__Exercise details__:
Show every line in the entries below where the word "label" appears.

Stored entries
· · · · · · ·

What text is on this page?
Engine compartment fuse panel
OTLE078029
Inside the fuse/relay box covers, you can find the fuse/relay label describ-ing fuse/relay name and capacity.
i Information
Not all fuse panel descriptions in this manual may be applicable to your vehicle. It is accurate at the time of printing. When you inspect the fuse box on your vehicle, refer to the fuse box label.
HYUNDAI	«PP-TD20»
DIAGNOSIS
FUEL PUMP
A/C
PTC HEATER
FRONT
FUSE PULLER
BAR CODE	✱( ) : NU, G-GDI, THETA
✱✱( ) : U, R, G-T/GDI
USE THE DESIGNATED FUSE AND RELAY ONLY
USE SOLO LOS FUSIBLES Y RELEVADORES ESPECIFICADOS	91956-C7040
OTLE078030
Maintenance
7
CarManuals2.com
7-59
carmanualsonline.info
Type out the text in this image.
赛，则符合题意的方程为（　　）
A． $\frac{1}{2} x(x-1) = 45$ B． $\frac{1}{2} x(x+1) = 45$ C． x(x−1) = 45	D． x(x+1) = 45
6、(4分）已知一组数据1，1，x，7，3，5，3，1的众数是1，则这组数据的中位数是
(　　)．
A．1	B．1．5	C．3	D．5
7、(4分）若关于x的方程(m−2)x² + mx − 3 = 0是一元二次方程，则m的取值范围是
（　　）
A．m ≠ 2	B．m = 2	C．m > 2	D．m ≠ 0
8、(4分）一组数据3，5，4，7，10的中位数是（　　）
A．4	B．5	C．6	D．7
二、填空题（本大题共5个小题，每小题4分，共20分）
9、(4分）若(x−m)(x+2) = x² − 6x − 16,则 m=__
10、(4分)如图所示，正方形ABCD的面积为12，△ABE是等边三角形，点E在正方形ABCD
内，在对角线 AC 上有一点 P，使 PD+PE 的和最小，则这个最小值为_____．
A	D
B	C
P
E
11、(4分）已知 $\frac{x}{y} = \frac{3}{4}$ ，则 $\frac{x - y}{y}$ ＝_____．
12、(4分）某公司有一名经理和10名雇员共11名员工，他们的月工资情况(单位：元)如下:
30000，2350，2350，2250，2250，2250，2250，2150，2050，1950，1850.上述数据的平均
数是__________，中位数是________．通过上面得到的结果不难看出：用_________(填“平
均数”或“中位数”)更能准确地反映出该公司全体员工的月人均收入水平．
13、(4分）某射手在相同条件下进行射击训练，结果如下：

· · · · · · ·

__Written response__:
Inside the fuse/relay box covers, you can find the fuse/relay label describ-ing fuse/relay name and capacity.
Not all fuse panel descriptions in this manual may be applicable to your vehicle. It is accurate at the time of printing. When you inspect the fuse box on your vehicle, refer to the fuse box label.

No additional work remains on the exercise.